*Information given*
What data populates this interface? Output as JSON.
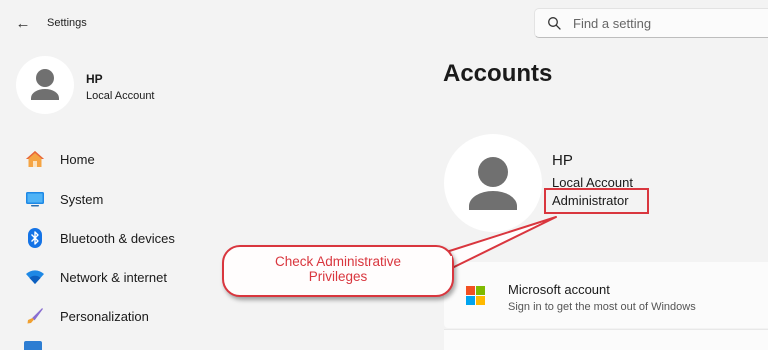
{
  "window": {
    "back_glyph": "←",
    "title": "Settings"
  },
  "search": {
    "placeholder": "Find a setting"
  },
  "user": {
    "name": "HP",
    "account_type": "Local Account"
  },
  "sidebar": {
    "items": [
      {
        "label": "Home",
        "icon": "home-icon"
      },
      {
        "label": "System",
        "icon": "system-icon"
      },
      {
        "label": "Bluetooth & devices",
        "icon": "bluetooth-icon"
      },
      {
        "label": "Network & internet",
        "icon": "wifi-icon"
      },
      {
        "label": "Personalization",
        "icon": "brush-icon"
      }
    ]
  },
  "main": {
    "title": "Accounts",
    "profile": {
      "name": "HP",
      "account_type": "Local Account",
      "role": "Administrator"
    },
    "microsoft_account": {
      "title": "Microsoft account",
      "subtitle": "Sign in to get the most out of Windows"
    }
  },
  "callout": {
    "line1": "Check Administrative",
    "line2": "Privileges"
  },
  "colors": {
    "accent": "#0067c0",
    "annotation_red": "#d9363e",
    "background": "#f3f3f3"
  }
}
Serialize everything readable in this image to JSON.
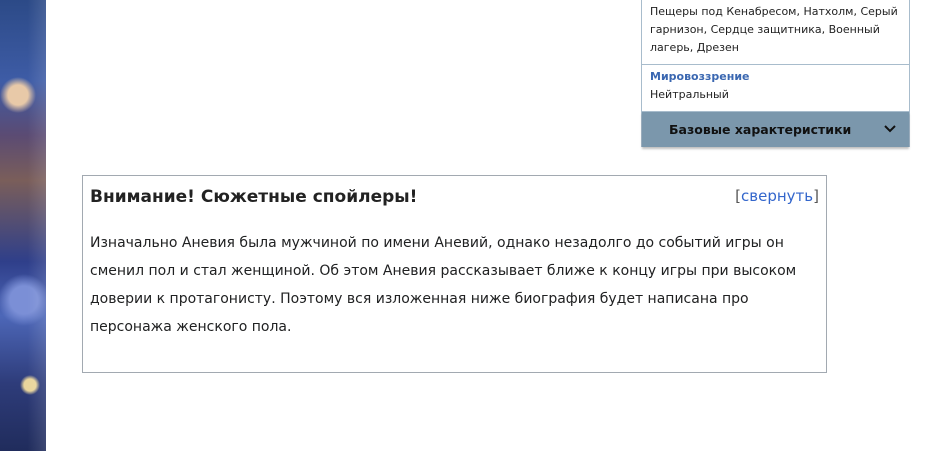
{
  "infobox": {
    "locations_value": "Пещеры под Кенабресом, Натхолм, Серый гарнизон, Сердце защитника, Военный лагерь, Дрезен",
    "alignment_label": "Мировоззрение",
    "alignment_value": "Нейтральный",
    "section_label": "Базовые характеристики",
    "section_icon": "chevron-down-icon"
  },
  "spoiler": {
    "title": "Внимание! Сюжетные спойлеры!",
    "bracket_open": "[",
    "toggle_label": "свернуть",
    "bracket_close": "]",
    "text": "Изначально Аневия была мужчиной по имени Аневий, однако незадолго до событий игры он сменил пол и стал женщиной. Об этом Аневия рассказывает ближе к концу игры при высоком доверии к протагонисту. Поэтому вся изложенная ниже биография будет написана про персонажа женского пола."
  },
  "colors": {
    "link": "#3366cc",
    "infobox_label": "#3a67b1",
    "section_bg": "#7b97ac",
    "border": "#a2a9b1"
  }
}
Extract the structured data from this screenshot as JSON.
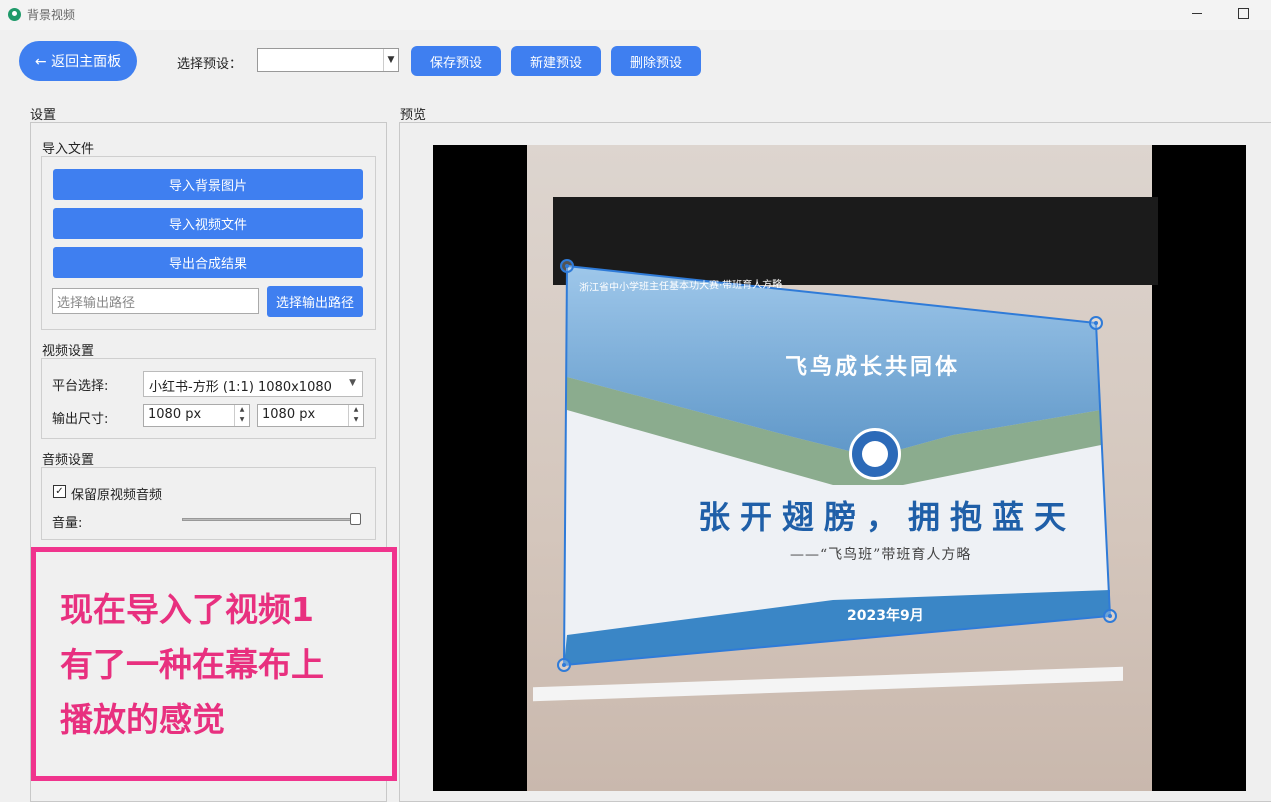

*Aim of the task*
Every line above should be repeated exactly; pictures stay out of the copy.

*The response*
What data populates this interface? Output as JSON.
{
  "window": {
    "back_glyph": "←",
    "title": "Settings"
  },
  "search": {
    "placeholder": "Find a setting"
  },
  "user": {
    "name": "HP",
    "account_type": "Local Account"
  },
  "sidebar": {
    "items": [
      {
        "label": "Home",
        "icon": "home-icon"
      },
      {
        "label": "System",
        "icon": "system-icon"
      },
      {
        "label": "Bluetooth & devices",
        "icon": "bluetooth-icon"
      },
      {
        "label": "Network & internet",
        "icon": "wifi-icon"
      },
      {
        "label": "Personalization",
        "icon": "brush-icon"
      }
    ]
  },
  "main": {
    "title": "Accounts",
    "profile": {
      "name": "HP",
      "account_type": "Local Account",
      "role": "Administrator"
    },
    "microsoft_account": {
      "title": "Microsoft account",
      "subtitle": "Sign in to get the most out of Windows"
    }
  },
  "callout": {
    "line1": "Check Administrative",
    "line2": "Privileges"
  },
  "colors": {
    "accent": "#0067c0",
    "annotation_red": "#d9363e",
    "background": "#f3f3f3"
  }
}
Serialize everything readable in this image to JSON.
{
  "infobox": {
    "locations_value": "Пещеры под Кенабресом, Натхолм, Серый гарнизон, Сердце защитника, Военный лагерь, Дрезен",
    "alignment_label": "Мировоззрение",
    "alignment_value": "Нейтральный",
    "section_label": "Базовые характеристики",
    "section_icon": "chevron-down-icon"
  },
  "spoiler": {
    "title": "Внимание! Сюжетные спойлеры!",
    "bracket_open": "[",
    "toggle_label": "свернуть",
    "bracket_close": "]",
    "text": "Изначально Аневия была мужчиной по имени Аневий, однако незадолго до событий игры он сменил пол и стал женщиной. Об этом Аневия рассказывает ближе к концу игры при высоком доверии к протагонисту. Поэтому вся изложенная ниже биография будет написана про персонажа женского пола."
  },
  "colors": {
    "link": "#3366cc",
    "infobox_label": "#3a67b1",
    "section_bg": "#7b97ac",
    "border": "#a2a9b1"
  }
}
Extract the structured data from this screenshot as JSON.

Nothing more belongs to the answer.